(Data supplied Opens)
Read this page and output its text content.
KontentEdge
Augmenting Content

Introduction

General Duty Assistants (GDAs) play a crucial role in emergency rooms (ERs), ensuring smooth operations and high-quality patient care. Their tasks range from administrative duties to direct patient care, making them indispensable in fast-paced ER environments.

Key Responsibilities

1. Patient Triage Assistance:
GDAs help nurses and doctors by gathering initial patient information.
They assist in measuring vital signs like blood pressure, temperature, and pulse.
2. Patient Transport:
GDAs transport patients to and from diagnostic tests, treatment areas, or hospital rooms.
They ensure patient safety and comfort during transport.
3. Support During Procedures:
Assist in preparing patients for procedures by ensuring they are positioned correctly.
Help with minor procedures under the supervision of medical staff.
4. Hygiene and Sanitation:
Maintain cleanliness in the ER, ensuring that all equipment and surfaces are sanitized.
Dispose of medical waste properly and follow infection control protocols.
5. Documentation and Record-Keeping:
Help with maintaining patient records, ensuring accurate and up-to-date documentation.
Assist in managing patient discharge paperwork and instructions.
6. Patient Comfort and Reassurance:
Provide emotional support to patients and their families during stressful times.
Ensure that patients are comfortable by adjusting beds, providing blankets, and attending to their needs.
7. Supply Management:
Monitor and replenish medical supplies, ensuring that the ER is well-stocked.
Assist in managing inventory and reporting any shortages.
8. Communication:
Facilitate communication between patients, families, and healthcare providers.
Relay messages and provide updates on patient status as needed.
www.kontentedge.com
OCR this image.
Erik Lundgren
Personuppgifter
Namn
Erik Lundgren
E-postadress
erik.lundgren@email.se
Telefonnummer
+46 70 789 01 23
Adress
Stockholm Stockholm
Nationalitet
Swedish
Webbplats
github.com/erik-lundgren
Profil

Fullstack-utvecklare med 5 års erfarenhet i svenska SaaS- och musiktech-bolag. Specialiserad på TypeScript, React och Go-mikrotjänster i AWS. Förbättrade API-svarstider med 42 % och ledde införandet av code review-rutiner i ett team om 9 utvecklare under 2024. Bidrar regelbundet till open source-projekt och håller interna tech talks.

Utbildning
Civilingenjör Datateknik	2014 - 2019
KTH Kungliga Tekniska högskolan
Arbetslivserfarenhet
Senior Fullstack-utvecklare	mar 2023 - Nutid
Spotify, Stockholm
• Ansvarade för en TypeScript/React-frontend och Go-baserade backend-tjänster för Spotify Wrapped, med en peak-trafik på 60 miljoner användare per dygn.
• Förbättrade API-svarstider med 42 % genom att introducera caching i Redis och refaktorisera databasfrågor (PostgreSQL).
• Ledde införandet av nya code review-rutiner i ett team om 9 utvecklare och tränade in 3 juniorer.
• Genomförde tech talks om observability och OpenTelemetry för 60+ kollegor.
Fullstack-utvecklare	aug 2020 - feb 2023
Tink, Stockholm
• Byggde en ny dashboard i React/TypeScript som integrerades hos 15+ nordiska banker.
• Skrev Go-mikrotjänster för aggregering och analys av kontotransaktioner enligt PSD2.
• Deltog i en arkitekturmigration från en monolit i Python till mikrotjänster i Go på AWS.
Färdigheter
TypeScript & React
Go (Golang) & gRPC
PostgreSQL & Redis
(Data supplied Closes)
● **Exercise requirements**
What belongs in the answer is each line of the data that has the word "from".

● **Problem solution**
General Duty Assistants (GDAs) play a crucial role in emergency rooms (ERs), ensuring smooth operations and high-quality patient care. Their tasks range from administrative duties to direct patient care, making them indispensable in fast-paced ER environments.
GDAs transport patients to and from diagnostic tests, treatment areas, or hospital rooms.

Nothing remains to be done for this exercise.